Every record must be repeated exactly, with no omission.
======
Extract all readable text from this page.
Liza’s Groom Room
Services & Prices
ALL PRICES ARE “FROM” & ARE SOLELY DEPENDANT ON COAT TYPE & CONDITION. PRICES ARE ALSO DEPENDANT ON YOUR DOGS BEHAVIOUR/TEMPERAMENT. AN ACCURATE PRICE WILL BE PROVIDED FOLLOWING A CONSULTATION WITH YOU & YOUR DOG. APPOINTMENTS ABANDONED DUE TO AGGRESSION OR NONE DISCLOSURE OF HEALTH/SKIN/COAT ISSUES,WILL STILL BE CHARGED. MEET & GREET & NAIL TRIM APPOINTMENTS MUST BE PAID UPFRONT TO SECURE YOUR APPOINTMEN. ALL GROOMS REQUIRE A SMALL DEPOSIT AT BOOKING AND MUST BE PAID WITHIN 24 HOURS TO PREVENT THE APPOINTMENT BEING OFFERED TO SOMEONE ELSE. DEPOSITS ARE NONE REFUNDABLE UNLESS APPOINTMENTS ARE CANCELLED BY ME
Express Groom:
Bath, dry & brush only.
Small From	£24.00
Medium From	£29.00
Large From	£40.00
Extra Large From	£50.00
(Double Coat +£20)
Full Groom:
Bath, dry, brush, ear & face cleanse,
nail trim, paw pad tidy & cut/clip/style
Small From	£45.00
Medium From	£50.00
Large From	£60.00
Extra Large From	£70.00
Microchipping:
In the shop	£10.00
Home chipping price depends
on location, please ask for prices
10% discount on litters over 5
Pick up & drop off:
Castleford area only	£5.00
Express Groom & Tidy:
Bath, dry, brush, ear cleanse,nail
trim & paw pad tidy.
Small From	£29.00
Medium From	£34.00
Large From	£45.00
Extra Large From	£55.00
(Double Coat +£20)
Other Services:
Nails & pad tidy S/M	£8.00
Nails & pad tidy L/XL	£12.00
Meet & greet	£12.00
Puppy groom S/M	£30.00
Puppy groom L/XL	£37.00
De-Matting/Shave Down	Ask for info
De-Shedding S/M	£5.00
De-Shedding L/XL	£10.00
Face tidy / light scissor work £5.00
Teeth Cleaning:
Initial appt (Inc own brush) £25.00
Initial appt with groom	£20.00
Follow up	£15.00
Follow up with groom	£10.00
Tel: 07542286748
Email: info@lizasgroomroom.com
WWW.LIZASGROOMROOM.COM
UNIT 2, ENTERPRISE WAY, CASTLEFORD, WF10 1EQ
======
TASK RESULT
Extract all readable text from this page.
Liza’s Groom Room
Services & Prices
ALL PRICES ARE “FROM” & ARE SOLELY DEPENDANT ON COAT TYPE & CONDITION. PRICES ARE ALSO DEPENDANT ON YOUR DOGS BEHAVIOUR/TEMPERAMENT. AN ACCURATE PRICE WILL BE PROVIDED FOLLOWING A CONSULTATION WITH YOU & YOUR DOG. APPOINTMENTS ABANDONED DUE TO AGGRESSION OR NONE DISCLOSURE OF HEALTH/SKIN/COAT ISSUES,WILL STILL BE CHARGED. MEET & GREET & NAIL TRIM APPOINTMENTS MUST BE PAID UPFRONT TO SECURE YOUR APPOINTMEN. ALL GROOMS REQUIRE A SMALL DEPOSIT AT BOOKING AND MUST BE PAID WITHIN 24 HOURS TO PREVENT THE APPOINTMENT BEING OFFERED TO SOMEONE ELSE. DEPOSITS ARE NONE REFUNDABLE UNLESS APPOINTMENTS ARE CANCELLED BY ME
Express Groom:
Bath, dry & brush only.
Small From	£24.00
Medium From	£29.00
Large From	£40.00
Extra Large From	£50.00
(Double Coat +£20)
Full Groom:
Bath, dry, brush, ear & face cleanse,
nail trim, paw pad tidy & cut/clip/style
Small From	£45.00
Medium From	£50.00
Large From	£60.00
Extra Large From	£70.00
Microchipping:
In the shop	£10.00
Home chipping price depends
on location, please ask for prices
10% discount on litters over 5
Pick up & drop off:
Castleford area only	£5.00
Express Groom & Tidy:
Bath, dry, brush, ear cleanse,nail
trim & paw pad tidy.
Small From	£29.00
Medium From	£34.00
Large From	£45.00
Extra Large From	£55.00
(Double Coat +£20)
Other Services:
Nails & pad tidy S/M	£8.00
Nails & pad tidy L/XL	£12.00
Meet & greet	£12.00
Puppy groom S/M	£30.00
Puppy groom L/XL	£37.00
De-Matting/Shave Down	Ask for info
De-Shedding S/M	£5.00
De-Shedding L/XL	£10.00
Face tidy / light scissor work £5.00
Teeth Cleaning:
Initial appt (Inc own brush) £25.00
Initial appt with groom	£20.00
Follow up	£15.00
Follow up with groom	£10.00
Tel: 07542286748
Email: info@lizasgroomroom.com
WWW.LIZASGROOMROOM.COM
UNIT 2, ENTERPRISE WAY, CASTLEFORD, WF10 1EQ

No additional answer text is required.